## Begin Given data

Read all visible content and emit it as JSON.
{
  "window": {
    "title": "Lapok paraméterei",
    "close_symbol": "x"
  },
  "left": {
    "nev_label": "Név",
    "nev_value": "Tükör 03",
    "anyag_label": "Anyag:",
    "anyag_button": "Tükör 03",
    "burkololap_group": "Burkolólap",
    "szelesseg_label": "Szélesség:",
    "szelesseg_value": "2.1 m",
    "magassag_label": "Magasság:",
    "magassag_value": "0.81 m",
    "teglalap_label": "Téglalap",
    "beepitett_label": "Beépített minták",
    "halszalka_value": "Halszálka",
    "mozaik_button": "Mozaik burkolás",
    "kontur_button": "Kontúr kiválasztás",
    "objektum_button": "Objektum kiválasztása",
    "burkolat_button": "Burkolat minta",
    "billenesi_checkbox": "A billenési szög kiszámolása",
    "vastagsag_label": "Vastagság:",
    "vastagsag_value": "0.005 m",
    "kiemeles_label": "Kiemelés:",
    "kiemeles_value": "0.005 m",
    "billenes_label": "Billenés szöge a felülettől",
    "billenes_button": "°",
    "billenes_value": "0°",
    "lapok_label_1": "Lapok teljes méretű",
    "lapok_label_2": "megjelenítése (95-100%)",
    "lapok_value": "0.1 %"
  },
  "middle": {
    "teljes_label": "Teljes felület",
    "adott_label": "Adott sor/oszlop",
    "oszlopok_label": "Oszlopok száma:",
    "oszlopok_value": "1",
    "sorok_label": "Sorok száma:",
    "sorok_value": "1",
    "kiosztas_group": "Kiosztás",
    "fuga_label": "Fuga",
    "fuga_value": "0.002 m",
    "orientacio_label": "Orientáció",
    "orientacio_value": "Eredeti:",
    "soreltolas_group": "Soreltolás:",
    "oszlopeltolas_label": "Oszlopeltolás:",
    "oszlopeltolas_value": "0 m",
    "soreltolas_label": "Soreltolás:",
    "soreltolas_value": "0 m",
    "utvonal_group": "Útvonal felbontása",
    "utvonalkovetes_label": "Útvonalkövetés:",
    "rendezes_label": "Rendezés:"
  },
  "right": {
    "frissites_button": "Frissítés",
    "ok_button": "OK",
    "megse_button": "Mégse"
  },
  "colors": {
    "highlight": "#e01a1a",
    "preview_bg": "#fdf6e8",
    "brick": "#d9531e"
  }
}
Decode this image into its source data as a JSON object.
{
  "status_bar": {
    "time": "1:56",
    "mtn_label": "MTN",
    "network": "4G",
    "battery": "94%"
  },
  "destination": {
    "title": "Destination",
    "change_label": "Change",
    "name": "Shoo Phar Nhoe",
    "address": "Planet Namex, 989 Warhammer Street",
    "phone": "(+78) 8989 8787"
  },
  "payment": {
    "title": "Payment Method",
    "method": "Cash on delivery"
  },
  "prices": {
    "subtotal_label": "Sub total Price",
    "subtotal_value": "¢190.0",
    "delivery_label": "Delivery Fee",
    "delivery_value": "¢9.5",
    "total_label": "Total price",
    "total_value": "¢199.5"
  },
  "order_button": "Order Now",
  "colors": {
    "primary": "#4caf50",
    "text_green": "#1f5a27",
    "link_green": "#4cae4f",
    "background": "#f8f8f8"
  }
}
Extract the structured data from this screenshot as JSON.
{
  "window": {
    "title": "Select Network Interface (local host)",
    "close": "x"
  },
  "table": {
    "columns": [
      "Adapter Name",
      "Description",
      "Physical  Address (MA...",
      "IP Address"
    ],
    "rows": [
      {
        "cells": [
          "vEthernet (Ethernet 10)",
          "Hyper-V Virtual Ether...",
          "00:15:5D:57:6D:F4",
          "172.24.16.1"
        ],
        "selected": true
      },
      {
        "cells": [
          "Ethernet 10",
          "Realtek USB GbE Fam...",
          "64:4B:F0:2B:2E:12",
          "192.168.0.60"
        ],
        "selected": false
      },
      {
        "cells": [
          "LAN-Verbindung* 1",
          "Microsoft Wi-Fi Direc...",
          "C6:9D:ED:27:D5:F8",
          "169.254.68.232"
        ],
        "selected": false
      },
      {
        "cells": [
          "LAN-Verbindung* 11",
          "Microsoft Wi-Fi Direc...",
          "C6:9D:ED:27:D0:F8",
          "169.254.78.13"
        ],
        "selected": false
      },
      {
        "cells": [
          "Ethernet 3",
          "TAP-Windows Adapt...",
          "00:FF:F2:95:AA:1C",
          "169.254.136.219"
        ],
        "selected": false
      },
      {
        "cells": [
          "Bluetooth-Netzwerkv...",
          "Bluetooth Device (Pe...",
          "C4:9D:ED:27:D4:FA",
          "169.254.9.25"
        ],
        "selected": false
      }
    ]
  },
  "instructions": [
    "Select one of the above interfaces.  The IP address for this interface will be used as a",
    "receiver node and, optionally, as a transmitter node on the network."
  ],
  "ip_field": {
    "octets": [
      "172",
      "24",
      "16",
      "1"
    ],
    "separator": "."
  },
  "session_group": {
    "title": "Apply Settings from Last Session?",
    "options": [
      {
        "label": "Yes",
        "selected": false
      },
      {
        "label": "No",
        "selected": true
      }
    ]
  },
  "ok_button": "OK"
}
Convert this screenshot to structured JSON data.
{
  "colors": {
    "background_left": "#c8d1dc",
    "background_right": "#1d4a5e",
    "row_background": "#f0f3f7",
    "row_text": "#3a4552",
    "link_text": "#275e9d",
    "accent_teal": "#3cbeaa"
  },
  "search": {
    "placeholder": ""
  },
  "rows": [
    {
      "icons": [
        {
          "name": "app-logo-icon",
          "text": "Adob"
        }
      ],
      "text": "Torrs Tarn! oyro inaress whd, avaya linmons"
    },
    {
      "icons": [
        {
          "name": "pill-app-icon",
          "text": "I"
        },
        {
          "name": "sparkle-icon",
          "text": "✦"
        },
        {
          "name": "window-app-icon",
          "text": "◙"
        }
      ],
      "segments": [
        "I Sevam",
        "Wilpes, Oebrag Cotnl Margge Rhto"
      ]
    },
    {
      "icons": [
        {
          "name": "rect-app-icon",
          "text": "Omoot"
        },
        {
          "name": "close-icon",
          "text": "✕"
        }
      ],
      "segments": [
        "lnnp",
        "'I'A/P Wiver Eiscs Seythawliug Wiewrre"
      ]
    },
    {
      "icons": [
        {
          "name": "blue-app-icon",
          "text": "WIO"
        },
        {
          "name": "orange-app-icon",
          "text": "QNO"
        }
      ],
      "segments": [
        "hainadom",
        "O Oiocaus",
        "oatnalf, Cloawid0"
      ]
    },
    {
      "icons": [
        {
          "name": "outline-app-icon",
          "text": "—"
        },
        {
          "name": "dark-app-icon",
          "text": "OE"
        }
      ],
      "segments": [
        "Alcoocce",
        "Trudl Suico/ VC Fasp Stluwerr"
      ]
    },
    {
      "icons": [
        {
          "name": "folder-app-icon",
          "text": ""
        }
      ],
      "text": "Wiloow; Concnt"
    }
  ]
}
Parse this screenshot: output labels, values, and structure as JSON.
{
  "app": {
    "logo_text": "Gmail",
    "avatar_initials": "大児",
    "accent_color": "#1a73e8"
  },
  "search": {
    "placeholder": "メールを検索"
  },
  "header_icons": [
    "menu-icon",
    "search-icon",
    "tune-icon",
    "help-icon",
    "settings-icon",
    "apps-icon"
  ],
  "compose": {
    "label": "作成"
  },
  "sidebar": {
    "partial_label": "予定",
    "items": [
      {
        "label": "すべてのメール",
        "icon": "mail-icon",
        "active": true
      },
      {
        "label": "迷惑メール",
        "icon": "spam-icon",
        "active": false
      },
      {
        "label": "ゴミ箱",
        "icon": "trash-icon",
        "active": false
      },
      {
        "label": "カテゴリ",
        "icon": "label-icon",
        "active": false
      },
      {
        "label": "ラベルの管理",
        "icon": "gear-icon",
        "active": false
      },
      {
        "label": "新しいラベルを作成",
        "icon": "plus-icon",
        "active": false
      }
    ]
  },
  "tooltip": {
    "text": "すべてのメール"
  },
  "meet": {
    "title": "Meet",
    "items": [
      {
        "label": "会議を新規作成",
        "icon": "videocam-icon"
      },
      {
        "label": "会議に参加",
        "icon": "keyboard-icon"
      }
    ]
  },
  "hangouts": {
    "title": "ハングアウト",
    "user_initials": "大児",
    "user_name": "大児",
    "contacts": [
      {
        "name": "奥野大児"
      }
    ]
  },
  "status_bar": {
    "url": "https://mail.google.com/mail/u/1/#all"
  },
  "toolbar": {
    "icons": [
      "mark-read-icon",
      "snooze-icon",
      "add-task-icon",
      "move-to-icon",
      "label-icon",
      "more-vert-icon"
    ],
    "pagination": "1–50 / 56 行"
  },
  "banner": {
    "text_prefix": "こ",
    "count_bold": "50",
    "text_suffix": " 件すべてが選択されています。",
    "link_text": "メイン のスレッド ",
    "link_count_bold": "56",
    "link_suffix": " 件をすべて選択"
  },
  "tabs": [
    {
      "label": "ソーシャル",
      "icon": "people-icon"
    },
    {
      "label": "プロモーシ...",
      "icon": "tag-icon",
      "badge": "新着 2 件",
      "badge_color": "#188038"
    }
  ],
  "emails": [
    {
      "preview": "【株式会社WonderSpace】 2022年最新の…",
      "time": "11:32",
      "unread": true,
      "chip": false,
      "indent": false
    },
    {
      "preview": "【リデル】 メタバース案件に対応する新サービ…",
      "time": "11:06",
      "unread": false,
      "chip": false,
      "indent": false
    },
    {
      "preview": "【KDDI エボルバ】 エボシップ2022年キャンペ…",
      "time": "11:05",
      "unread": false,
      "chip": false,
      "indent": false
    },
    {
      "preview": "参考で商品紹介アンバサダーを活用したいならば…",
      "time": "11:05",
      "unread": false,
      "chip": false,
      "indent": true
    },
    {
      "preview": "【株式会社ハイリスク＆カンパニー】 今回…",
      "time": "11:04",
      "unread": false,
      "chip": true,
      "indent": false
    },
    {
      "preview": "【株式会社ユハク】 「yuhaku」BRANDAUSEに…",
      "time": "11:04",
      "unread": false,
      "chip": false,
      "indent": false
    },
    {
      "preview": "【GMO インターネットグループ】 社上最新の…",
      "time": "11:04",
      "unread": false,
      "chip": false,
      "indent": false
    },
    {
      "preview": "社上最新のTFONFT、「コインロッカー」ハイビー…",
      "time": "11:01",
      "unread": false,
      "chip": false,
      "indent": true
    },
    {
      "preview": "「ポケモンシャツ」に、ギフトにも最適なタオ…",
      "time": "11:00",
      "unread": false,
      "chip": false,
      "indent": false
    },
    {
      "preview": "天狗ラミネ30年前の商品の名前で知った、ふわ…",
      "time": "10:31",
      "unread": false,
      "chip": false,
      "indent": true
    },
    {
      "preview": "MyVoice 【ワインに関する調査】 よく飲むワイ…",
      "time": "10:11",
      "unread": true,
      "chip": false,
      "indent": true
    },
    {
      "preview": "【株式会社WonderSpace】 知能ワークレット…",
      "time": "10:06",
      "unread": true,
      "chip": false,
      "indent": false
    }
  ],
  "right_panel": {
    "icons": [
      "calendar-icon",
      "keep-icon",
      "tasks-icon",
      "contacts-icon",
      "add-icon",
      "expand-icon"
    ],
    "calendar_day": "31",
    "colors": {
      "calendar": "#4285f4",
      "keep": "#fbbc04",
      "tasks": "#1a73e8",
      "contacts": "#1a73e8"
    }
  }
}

## End Given data

# [Task description]
Which lines hold the word "this"? Return all of them from the records above.

# [Exercise solution]
Decode this image into its source data as a JSON object.
Extract the structured data from this screenshot as JSON.
    "Select one of the above interfaces.  The IP address for this interface will be used as a",
Convert this screenshot to structured JSON data.
Parse this screenshot: output labels, values, and structure as JSON.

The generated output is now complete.